*THE TASK*: Copy out every line of the data exactly.

--- BEGIN RECORDS FOR THE TASK ---

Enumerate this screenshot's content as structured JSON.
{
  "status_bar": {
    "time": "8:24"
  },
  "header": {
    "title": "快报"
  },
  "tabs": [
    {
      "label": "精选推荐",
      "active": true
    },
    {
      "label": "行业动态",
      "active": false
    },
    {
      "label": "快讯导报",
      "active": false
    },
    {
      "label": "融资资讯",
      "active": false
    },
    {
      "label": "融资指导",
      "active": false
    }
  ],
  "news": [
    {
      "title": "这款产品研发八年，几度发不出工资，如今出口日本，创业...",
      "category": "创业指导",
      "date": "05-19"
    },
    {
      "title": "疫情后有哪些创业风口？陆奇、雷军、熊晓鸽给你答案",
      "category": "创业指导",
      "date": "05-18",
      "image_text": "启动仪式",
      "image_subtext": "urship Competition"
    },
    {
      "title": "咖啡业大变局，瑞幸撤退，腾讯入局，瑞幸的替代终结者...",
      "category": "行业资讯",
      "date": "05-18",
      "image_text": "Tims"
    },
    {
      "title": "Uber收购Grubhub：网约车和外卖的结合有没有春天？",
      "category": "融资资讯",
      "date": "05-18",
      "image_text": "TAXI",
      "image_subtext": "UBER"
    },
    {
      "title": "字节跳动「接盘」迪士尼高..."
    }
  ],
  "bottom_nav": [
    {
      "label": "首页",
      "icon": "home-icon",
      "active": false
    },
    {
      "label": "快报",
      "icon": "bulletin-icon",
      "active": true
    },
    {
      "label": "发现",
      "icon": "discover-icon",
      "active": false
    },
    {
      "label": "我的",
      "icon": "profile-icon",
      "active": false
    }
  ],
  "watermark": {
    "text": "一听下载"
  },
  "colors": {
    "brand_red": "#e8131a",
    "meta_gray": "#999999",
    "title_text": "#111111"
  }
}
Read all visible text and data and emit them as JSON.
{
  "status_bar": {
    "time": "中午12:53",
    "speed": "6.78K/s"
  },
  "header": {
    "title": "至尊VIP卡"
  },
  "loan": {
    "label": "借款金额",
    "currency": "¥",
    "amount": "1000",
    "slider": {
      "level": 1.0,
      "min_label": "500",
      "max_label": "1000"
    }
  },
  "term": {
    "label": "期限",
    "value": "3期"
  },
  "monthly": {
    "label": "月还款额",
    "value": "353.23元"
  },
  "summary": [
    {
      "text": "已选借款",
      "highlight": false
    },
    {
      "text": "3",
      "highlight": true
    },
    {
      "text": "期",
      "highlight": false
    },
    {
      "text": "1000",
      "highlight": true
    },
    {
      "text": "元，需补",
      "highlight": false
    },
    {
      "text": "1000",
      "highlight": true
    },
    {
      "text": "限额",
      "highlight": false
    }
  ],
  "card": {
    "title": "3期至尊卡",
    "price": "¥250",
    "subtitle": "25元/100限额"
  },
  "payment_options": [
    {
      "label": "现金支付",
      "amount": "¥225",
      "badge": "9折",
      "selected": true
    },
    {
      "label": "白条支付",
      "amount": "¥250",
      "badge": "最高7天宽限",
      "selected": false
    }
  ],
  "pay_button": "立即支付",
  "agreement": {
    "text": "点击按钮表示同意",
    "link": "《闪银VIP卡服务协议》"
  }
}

--- END RECORDS FOR THE TASK ---

*EXERCISE SOLUTION*:
Enumerate this screenshot's content as structured JSON.
{
  "status_bar": {
    "time": "8:24"
  },
  "header": {
    "title": "快报"
  },
  "tabs": [
    {
      "label": "精选推荐",
      "active": true
    },
    {
      "label": "行业动态",
      "active": false
    },
    {
      "label": "快讯导报",
      "active": false
    },
    {
      "label": "融资资讯",
      "active": false
    },
    {
      "label": "融资指导",
      "active": false
    }
  ],
  "news": [
    {
      "title": "这款产品研发八年，几度发不出工资，如今出口日本，创业...",
      "category": "创业指导",
      "date": "05-19"
    },
    {
      "title": "疫情后有哪些创业风口？陆奇、雷军、熊晓鸽给你答案",
      "category": "创业指导",
      "date": "05-18",
      "image_text": "启动仪式",
      "image_subtext": "urship Competition"
    },
    {
      "title": "咖啡业大变局，瑞幸撤退，腾讯入局，瑞幸的替代终结者...",
      "category": "行业资讯",
      "date": "05-18",
      "image_text": "Tims"
    },
    {
      "title": "Uber收购Grubhub：网约车和外卖的结合有没有春天？",
      "category": "融资资讯",
      "date": "05-18",
      "image_text": "TAXI",
      "image_subtext": "UBER"
    },
    {
      "title": "字节跳动「接盘」迪士尼高..."
    }
  ],
  "bottom_nav": [
    {
      "label": "首页",
      "icon": "home-icon",
      "active": false
    },
    {
      "label": "快报",
      "icon": "bulletin-icon",
      "active": true
    },
    {
      "label": "发现",
      "icon": "discover-icon",
      "active": false
    },
    {
      "label": "我的",
      "icon": "profile-icon",
      "active": false
    }
  ],
  "watermark": {
    "text": "一听下载"
  },
  "colors": {
    "brand_red": "#e8131a",
    "meta_gray": "#999999",
    "title_text": "#111111"
  }
}
Read all visible text and data and emit them as JSON.
{
  "status_bar": {
    "time": "中午12:53",
    "speed": "6.78K/s"
  },
  "header": {
    "title": "至尊VIP卡"
  },
  "loan": {
    "label": "借款金额",
    "currency": "¥",
    "amount": "1000",
    "slider": {
      "level": 1.0,
      "min_label": "500",
      "max_label": "1000"
    }
  },
  "term": {
    "label": "期限",
    "value": "3期"
  },
  "monthly": {
    "label": "月还款额",
    "value": "353.23元"
  },
  "summary": [
    {
      "text": "已选借款",
      "highlight": false
    },
    {
      "text": "3",
      "highlight": true
    },
    {
      "text": "期",
      "highlight": false
    },
    {
      "text": "1000",
      "highlight": true
    },
    {
      "text": "元，需补",
      "highlight": false
    },
    {
      "text": "1000",
      "highlight": true
    },
    {
      "text": "限额",
      "highlight": false
    }
  ],
  "card": {
    "title": "3期至尊卡",
    "price": "¥250",
    "subtitle": "25元/100限额"
  },
  "payment_options": [
    {
      "label": "现金支付",
      "amount": "¥225",
      "badge": "9折",
      "selected": true
    },
    {
      "label": "白条支付",
      "amount": "¥250",
      "badge": "最高7天宽限",
      "selected": false
    }
  ],
  "pay_button": "立即支付",
  "agreement": {
    "text": "点击按钮表示同意",
    "link": "《闪银VIP卡服务协议》"
  }
}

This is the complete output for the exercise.